• _What you need to do_: Can you copy the rows below line for line, without changing anything, and leave the pictures out of your answer?

• _Supplied entries_:
++++++
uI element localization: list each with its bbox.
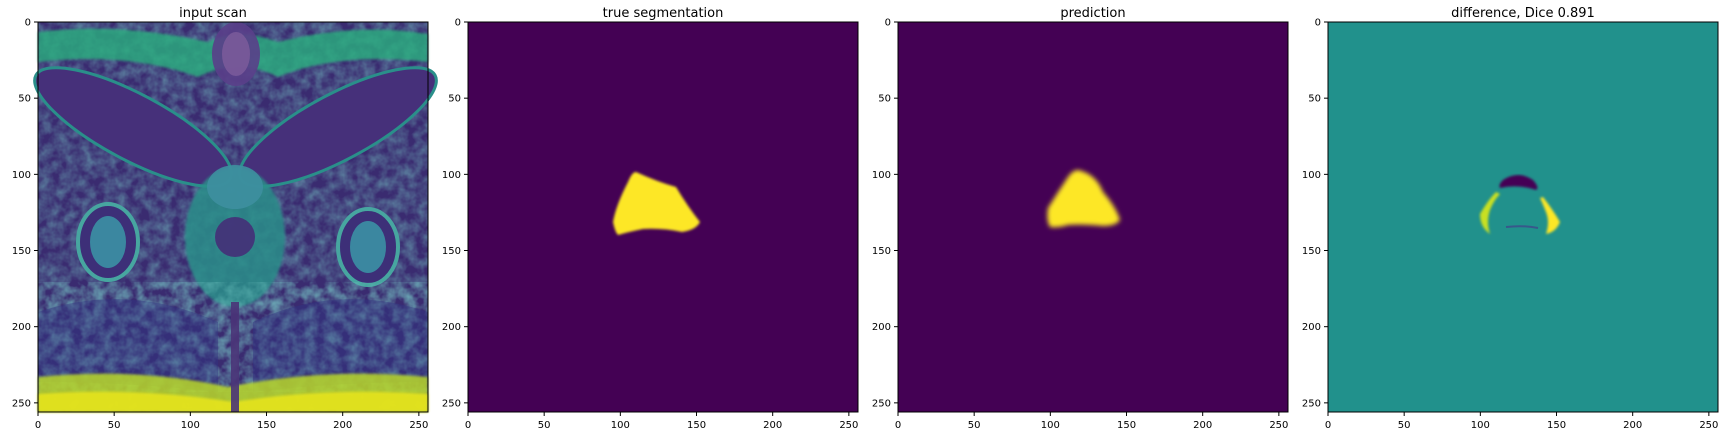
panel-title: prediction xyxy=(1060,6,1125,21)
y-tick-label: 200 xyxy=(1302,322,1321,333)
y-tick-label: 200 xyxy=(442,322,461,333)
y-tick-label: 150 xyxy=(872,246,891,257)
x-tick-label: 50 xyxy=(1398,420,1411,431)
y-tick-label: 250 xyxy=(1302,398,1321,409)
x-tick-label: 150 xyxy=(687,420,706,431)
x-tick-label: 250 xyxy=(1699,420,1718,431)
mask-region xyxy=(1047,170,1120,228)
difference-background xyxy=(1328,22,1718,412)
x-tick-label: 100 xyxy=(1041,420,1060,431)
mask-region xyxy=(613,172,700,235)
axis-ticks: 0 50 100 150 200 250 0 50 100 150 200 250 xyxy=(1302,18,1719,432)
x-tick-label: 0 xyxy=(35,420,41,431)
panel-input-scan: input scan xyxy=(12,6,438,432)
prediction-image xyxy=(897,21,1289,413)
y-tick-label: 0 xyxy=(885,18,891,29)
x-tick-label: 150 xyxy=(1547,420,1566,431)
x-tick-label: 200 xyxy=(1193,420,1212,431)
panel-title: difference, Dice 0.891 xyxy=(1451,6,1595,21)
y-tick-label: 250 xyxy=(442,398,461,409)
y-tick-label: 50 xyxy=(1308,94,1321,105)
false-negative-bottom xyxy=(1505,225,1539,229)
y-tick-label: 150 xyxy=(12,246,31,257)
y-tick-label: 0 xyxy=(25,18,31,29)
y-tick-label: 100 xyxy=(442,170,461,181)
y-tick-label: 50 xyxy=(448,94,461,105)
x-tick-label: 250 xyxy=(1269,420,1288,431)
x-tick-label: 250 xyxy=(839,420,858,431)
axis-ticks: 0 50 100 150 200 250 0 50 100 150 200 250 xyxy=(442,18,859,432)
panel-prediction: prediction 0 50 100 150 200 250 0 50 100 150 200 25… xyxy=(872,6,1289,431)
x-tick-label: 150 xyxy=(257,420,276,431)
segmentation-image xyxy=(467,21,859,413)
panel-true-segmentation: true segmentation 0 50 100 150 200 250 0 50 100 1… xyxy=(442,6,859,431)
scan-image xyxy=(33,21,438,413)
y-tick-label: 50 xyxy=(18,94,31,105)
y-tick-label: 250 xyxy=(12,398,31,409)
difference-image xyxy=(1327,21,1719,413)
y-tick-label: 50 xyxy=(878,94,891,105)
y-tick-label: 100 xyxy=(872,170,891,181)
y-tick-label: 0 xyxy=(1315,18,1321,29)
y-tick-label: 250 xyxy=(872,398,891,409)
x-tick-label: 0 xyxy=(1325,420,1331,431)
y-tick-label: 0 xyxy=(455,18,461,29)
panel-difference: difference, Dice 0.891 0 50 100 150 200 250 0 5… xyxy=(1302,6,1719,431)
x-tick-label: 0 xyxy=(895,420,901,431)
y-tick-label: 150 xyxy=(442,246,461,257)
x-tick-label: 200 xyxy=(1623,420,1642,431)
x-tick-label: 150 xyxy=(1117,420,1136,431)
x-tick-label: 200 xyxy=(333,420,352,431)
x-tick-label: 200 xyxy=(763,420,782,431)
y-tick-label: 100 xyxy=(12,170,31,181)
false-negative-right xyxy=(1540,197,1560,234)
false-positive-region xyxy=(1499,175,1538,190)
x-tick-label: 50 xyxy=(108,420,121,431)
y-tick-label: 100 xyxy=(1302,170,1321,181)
++++++
• _The output_:
uI element localization: list each with its bbox.
panel-title: prediction xyxy=(1060,6,1125,21)
y-tick-label: 200 xyxy=(1302,322,1321,333)
y-tick-label: 200 xyxy=(442,322,461,333)
y-tick-label: 150 xyxy=(872,246,891,257)
x-tick-label: 50 xyxy=(1398,420,1411,431)
y-tick-label: 250 xyxy=(1302,398,1321,409)
x-tick-label: 150 xyxy=(687,420,706,431)
x-tick-label: 250 xyxy=(1699,420,1718,431)
mask-region xyxy=(1047,170,1120,228)
difference-background xyxy=(1328,22,1718,412)
x-tick-label: 100 xyxy=(1041,420,1060,431)
mask-region xyxy=(613,172,700,235)
axis-ticks: 0 50 100 150 200 250 0 50 100 150 200 250 xyxy=(1302,18,1719,432)
x-tick-label: 0 xyxy=(35,420,41,431)
panel-input-scan: input scan xyxy=(12,6,438,432)
prediction-image xyxy=(897,21,1289,413)
y-tick-label: 0 xyxy=(885,18,891,29)
x-tick-label: 150 xyxy=(1547,420,1566,431)
x-tick-label: 200 xyxy=(1193,420,1212,431)
panel-title: difference, Dice 0.891 xyxy=(1451,6,1595,21)
y-tick-label: 250 xyxy=(442,398,461,409)
y-tick-label: 50 xyxy=(1308,94,1321,105)
false-negative-bottom xyxy=(1505,225,1539,229)
y-tick-label: 150 xyxy=(12,246,31,257)
y-tick-label: 0 xyxy=(25,18,31,29)
y-tick-label: 100 xyxy=(442,170,461,181)
y-tick-label: 50 xyxy=(448,94,461,105)
x-tick-label: 250 xyxy=(1269,420,1288,431)
x-tick-label: 250 xyxy=(839,420,858,431)
axis-ticks: 0 50 100 150 200 250 0 50 100 150 200 250 xyxy=(442,18,859,432)
panel-prediction: prediction 0 50 100 150 200 250 0 50 100 150 200 25… xyxy=(872,6,1289,431)
x-tick-label: 150 xyxy=(257,420,276,431)
segmentation-image xyxy=(467,21,859,413)
panel-true-segmentation: true segmentation 0 50 100 150 200 250 0 50 100 1… xyxy=(442,6,859,431)
scan-image xyxy=(33,21,438,413)
y-tick-label: 50 xyxy=(18,94,31,105)
y-tick-label: 250 xyxy=(12,398,31,409)
difference-image xyxy=(1327,21,1719,413)
y-tick-label: 50 xyxy=(878,94,891,105)
y-tick-label: 100 xyxy=(872,170,891,181)
y-tick-label: 0 xyxy=(1315,18,1321,29)
y-tick-label: 250 xyxy=(872,398,891,409)
x-tick-label: 0 xyxy=(1325,420,1331,431)
y-tick-label: 0 xyxy=(455,18,461,29)
panel-difference: difference, Dice 0.891 0 50 100 150 200 250 0 5… xyxy=(1302,6,1719,431)
x-tick-label: 0 xyxy=(895,420,901,431)
y-tick-label: 150 xyxy=(442,246,461,257)
x-tick-label: 200 xyxy=(1623,420,1642,431)
x-tick-label: 150 xyxy=(1117,420,1136,431)
x-tick-label: 200 xyxy=(333,420,352,431)
x-tick-label: 200 xyxy=(763,420,782,431)
y-tick-label: 100 xyxy=(12,170,31,181)
false-negative-right xyxy=(1540,197,1560,234)
false-positive-region xyxy=(1499,175,1538,190)
x-tick-label: 50 xyxy=(108,420,121,431)
y-tick-label: 100 xyxy=(1302,170,1321,181)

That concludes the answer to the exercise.